Copy out all lines carrying the word "Экстракция".

++++++++++

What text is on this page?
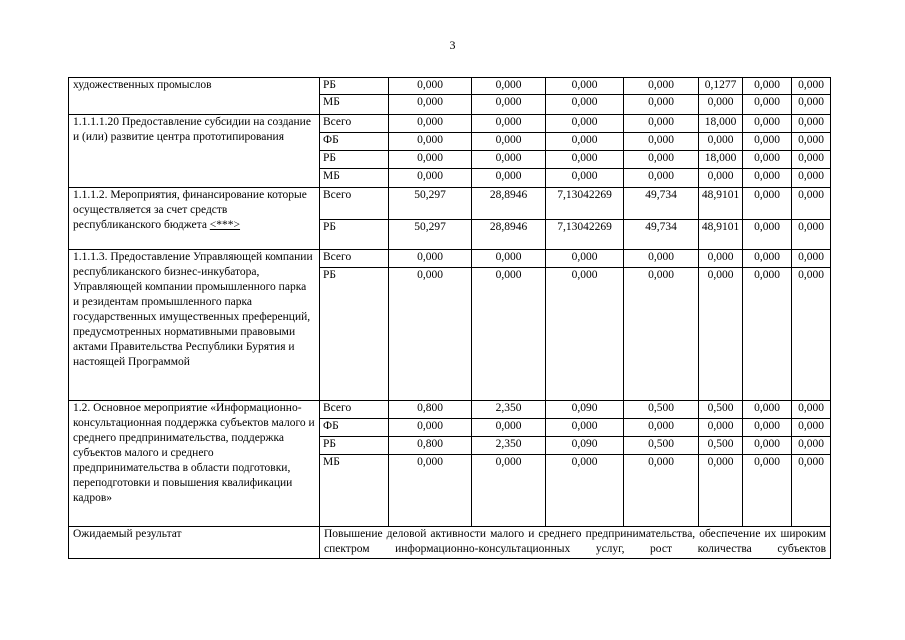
3
художественных промыслов	РБ	0,000	0,000	0,000	0,000	0,1277	0,000	0,000
	МБ	0,000	0,000	0,000	0,000	0,000	0,000	0,000
1.1.1.1.20 Предоставление субсидии на создание и (или) развитие центра прототипирования	Всего	0,000	0,000	0,000	0,000	18,000	0,000	0,000
	ФБ	0,000	0,000	0,000	0,000	0,000	0,000	0,000
	РБ	0,000	0,000	0,000	0,000	18,000	0,000	0,000
	МБ	0,000	0,000	0,000	0,000	0,000	0,000	0,000
1.1.1.2. Мероприятия, финансирование которые осуществляется за счет средств республиканского бюджета <***>	Всего	50,297	28,8946	7,13042269	49,734	48,9101	0,000	0,000
	РБ	50,297	28,8946	7,13042269	49,734	48,9101	0,000	0,000
1.1.1.3. Предоставление Управляющей компании республиканского бизнес-инкубатора, Управляющей компании промышленного парка и резидентам промышленного парка государственных имущественных преференций, предусмотренных нормативными правовыми актами Правительства Республики Бурятия и настоящей Программой	Всего	0,000	0,000	0,000	0,000	0,000	0,000	0,000
	РБ	0,000	0,000	0,000	0,000	0,000	0,000	0,000
1.2. Основное мероприятие «Информационно-консультационная поддержка субъектов малого и среднего предпринимательства, поддержка субъектов малого и среднего предпринимательства в области подготовки, переподготовки и повышения квалификации кадров»	Всего	0,800	2,350	0,090	0,500	0,500	0,000	0,000
	ФБ	0,000	0,000	0,000	0,000	0,000	0,000	0,000
	РБ	0,800	2,350	0,090	0,500	0,500	0,000	0,000
	МБ	0,000	0,000	0,000	0,000	0,000	0,000	0,000
Ожидаемый результат	Повышение деловой активности малого и среднего предпринимательства, обеспечение их широким спектром информационно-консультационных услуг, рост количества субъектов							
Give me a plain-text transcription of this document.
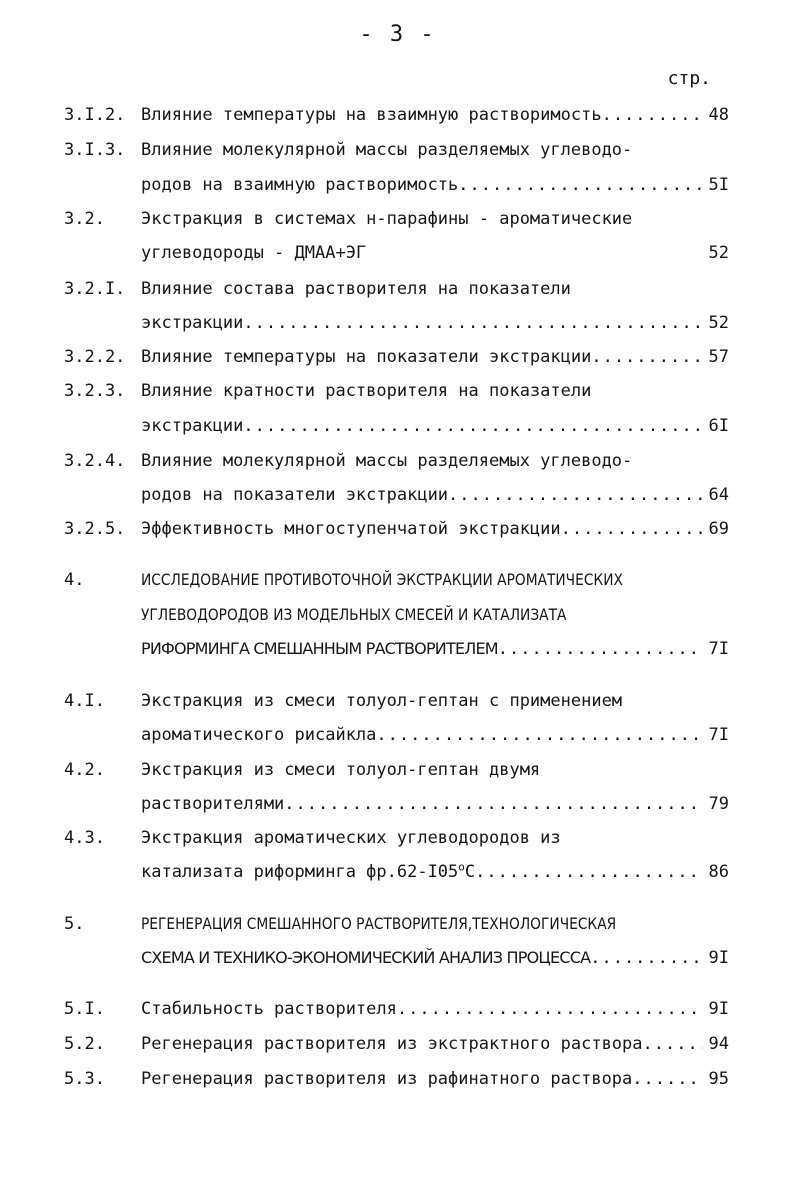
- 3 -
стр.
3.I.2. Влияние температуры на взаимную растворимость .....	48
3.I.3. Влияние молекулярной массы разделяемых углеводо-
родов на взаимную растворимость .....	5I
3.2. Экстракция в системах н-парафины - ароматические
углеводороды - ДМАА+ЭГ	52
3.2.I. Влияние состава растворителя на показатели
экстракции .....	52
3.2.2. Влияние температуры на показатели экстракции .....	57
3.2.3. Влияние кратности растворителя на показатели
экстракции .....	6I
3.2.4. Влияние молекулярной массы разделяемых углеводо-
родов на показатели экстракции .....	64
3.2.5. Эффективность многоступенчатой экстракции .....	69
4.	ИССЛЕДОВАНИЕ ПРОТИВОТОЧНОЙ ЭКСТРАКЦИИ АРОМАТИЧЕСКИХ
УГЛЕВОДОРОДОВ ИЗ МОДЕЛЬНЫХ СМЕСЕЙ И КАТАЛИЗАТА
РИФОРМИНГА СМЕШАННЫМ РАСТВОРИТЕЛЕМ .....	7I
4.I. Экстракция из смеси толуол-гептан с применением
ароматического рисайкла .....	7I
4.2. Экстракция из смеси толуол-гептан двумя
растворителями .....	79
4.3. Экстракция ароматических углеводородов из
катализата риформинга фр.62-I05$^o$С .....	86
5.	РЕГЕНЕРАЦИЯ СМЕШАННОГО РАСТВОРИТЕЛЯ,ТЕХНОЛОГИЧЕСКАЯ
СХЕМА И ТЕХНИКО-ЭКОНОМИЧЕСКИЙ АНАЛИЗ ПРОЦЕССА .....	9I
5.I. Стабильность растворителя .....	9I
5.2. Регенерация растворителя из экстрактного раствора .....	94
5.3. Регенерация растворителя из рафинатного раствора .....	95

++++++++++

#### Expected output:
3.2. Экстракция в системах н-парафины - ароматические
4.I. Экстракция из смеси толуол-гептан с применением
4.2. Экстракция из смеси толуол-гептан двумя
4.3. Экстракция ароматических углеводородов из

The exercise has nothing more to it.